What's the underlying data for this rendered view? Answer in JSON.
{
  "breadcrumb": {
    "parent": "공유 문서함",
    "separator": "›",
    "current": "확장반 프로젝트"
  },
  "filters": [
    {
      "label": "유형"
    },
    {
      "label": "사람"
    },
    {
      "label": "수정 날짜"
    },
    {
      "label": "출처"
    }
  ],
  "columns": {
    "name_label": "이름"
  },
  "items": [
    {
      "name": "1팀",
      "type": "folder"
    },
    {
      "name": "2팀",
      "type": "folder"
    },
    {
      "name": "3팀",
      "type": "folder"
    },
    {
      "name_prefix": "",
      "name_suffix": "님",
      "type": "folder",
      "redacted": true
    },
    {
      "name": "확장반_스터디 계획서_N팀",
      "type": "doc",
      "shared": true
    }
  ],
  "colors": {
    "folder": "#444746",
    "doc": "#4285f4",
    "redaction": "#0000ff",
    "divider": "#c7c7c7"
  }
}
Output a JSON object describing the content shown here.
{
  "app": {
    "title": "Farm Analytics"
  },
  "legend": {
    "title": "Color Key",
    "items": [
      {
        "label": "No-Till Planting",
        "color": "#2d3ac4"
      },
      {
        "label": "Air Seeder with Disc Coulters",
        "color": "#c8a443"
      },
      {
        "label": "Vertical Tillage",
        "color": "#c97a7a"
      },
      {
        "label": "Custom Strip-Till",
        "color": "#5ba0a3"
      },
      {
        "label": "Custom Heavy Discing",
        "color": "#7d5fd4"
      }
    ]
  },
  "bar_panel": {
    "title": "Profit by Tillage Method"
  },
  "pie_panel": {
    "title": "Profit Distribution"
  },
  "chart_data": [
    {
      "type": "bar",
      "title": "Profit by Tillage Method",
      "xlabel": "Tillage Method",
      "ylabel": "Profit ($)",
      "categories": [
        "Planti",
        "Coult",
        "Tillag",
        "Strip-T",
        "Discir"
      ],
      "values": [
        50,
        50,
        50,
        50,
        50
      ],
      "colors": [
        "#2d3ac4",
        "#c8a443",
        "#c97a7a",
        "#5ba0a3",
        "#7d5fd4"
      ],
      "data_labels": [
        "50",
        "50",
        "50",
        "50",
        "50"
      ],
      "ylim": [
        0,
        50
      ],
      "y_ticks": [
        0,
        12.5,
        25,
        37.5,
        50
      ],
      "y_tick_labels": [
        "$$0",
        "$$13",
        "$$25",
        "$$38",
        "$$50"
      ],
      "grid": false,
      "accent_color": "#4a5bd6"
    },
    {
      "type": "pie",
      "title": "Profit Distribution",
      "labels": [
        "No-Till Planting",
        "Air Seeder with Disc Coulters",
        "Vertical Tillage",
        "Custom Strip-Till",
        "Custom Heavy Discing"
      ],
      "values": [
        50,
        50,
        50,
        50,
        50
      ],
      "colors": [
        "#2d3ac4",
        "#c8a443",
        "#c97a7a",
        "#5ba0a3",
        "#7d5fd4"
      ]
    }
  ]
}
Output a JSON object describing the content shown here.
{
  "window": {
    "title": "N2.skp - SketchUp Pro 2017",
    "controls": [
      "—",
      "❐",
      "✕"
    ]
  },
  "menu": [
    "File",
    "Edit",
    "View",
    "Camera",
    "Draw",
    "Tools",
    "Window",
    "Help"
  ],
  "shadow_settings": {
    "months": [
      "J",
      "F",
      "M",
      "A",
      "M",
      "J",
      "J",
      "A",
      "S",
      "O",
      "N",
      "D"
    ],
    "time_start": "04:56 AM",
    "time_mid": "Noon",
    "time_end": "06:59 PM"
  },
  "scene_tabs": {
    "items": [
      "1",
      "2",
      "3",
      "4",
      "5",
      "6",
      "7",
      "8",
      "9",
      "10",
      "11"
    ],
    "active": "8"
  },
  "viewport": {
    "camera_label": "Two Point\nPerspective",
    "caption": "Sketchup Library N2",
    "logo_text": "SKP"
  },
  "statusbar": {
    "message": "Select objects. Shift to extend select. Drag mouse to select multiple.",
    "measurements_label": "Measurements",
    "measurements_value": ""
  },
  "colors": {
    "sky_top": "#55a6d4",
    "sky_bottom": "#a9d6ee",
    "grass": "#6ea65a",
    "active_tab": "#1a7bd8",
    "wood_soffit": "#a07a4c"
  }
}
------------------------------------------------------------------------
=== What is expected ===
In the entries above, find every line with the word "title" and list it.

=== Final answer ===
    "title": "Farm Analytics"
    "title": "Color Key",
    "title": "Profit by Tillage Method"
    "title": "Profit Distribution"
      "title": "Profit by Tillage Method",
      "title": "Profit Distribution",
    "title": "N2.skp - SketchUp Pro 2017",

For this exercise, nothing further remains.